--- Start of Listed entries ---

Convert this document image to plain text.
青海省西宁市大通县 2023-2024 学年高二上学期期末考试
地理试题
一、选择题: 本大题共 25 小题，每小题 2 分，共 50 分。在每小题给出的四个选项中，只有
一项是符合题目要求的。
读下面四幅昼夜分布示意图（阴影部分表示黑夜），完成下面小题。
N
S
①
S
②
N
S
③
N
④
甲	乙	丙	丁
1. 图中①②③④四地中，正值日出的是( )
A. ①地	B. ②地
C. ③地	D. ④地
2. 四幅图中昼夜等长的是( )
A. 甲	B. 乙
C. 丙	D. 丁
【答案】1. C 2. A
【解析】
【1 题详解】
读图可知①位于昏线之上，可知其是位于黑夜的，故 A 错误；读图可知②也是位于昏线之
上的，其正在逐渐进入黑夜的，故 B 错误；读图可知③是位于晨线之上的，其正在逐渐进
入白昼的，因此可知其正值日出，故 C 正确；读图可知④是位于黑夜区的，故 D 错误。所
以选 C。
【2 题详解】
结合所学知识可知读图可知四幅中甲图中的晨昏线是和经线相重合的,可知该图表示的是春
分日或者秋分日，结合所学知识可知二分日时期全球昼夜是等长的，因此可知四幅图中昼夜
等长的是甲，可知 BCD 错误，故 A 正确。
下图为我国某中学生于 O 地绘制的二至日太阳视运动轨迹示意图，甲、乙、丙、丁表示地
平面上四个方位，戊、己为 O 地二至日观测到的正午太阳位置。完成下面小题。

--- End of Listed entries ---
--- Start of Listed entries ---

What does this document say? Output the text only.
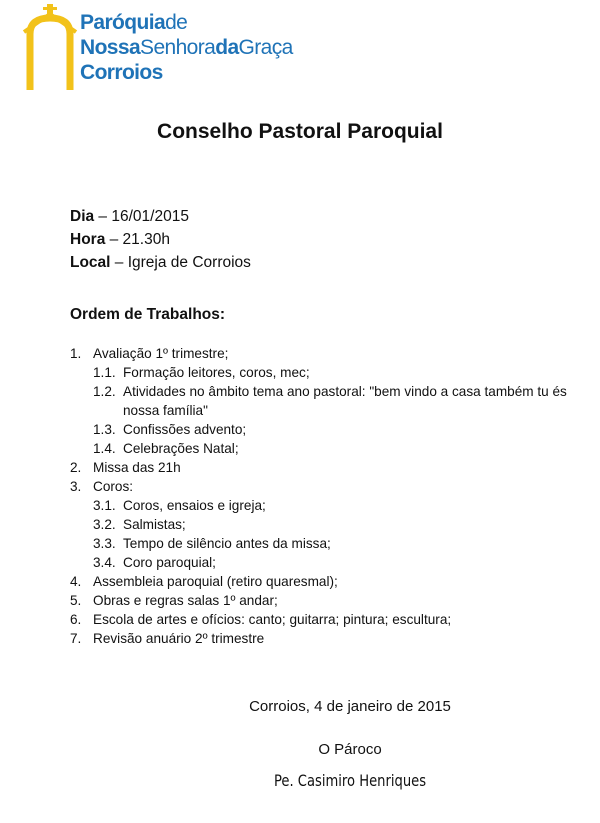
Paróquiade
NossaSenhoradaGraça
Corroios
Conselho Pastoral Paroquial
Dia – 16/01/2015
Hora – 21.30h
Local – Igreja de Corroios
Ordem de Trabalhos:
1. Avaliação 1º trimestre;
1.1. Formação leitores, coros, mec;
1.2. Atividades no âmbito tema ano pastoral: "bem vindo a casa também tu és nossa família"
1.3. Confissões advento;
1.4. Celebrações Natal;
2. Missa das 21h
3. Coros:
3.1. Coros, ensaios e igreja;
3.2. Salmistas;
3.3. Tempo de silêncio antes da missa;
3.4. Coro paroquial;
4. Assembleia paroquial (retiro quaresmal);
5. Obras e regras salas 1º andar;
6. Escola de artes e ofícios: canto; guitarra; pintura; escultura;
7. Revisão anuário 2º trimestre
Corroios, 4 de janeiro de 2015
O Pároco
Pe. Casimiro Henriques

--- End of Listed entries ---

▶ Directions for this task
Show the lines of the records that contain the word "完成下面小题".

▶ Task response
读下面四幅昼夜分布示意图（阴影部分表示黑夜），完成下面小题。
平面上四个方位，戊、己为 O 地二至日观测到的正午太阳位置。完成下面小题。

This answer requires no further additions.